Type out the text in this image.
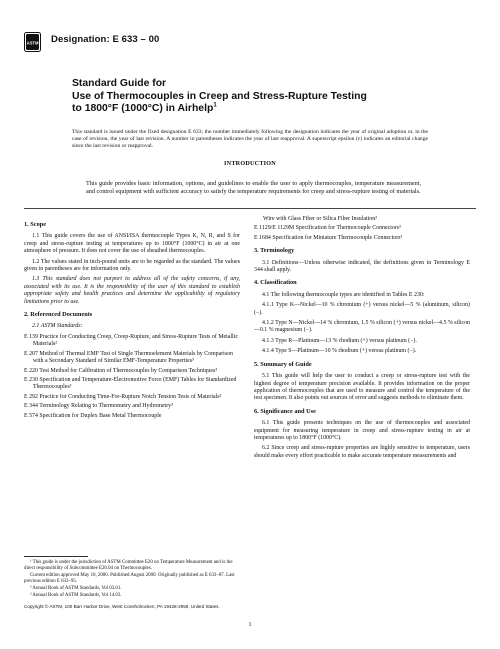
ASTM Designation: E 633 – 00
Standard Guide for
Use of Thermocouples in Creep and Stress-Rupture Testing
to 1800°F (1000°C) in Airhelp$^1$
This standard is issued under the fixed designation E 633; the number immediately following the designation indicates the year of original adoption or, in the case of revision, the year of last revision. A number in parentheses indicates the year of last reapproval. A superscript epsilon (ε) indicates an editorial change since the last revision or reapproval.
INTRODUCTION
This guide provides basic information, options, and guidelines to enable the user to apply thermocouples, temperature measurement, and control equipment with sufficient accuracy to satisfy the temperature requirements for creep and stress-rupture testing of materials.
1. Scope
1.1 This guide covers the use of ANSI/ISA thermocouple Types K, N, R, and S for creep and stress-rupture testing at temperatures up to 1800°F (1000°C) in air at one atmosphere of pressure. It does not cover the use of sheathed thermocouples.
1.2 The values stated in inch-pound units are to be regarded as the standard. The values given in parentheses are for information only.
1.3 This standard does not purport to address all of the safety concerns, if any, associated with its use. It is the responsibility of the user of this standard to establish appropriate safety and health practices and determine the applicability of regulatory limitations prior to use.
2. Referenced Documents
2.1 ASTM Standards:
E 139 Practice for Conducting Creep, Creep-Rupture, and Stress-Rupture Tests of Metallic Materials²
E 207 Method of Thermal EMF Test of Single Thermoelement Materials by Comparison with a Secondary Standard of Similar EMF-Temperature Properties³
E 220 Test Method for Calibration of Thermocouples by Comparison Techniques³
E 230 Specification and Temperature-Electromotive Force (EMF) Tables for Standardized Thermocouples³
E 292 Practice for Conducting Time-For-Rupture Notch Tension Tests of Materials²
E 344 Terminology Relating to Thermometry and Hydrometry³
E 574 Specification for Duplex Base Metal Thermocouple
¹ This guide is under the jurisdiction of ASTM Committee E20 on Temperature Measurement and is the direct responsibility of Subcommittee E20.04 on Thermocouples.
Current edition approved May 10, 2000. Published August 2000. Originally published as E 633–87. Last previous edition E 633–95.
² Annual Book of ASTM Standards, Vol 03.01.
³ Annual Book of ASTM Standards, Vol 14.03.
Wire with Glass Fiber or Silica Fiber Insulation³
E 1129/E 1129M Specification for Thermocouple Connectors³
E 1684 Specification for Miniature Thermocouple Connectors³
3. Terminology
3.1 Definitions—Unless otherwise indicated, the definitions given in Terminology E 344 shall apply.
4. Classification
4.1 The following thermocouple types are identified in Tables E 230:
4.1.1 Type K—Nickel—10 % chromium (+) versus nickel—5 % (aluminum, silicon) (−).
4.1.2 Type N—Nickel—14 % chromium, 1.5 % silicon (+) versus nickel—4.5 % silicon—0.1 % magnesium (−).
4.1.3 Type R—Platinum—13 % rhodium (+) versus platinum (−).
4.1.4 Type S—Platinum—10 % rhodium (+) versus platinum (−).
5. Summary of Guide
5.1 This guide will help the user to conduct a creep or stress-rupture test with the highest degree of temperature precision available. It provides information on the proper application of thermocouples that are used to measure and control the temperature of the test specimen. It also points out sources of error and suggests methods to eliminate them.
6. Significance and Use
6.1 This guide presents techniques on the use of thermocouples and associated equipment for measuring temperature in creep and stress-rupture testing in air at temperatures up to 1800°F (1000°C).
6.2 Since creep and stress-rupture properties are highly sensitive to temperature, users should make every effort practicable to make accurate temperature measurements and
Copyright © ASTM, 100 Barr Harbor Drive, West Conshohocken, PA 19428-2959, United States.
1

- - - - -

■ What is required
Which lines include the word "rhodium"? Copy every one of them.

■ Response
4.1.3 Type R—Platinum—13 % rhodium (+) versus platinum (−).
4.1.4 Type S—Platinum—10 % rhodium (+) versus platinum (−).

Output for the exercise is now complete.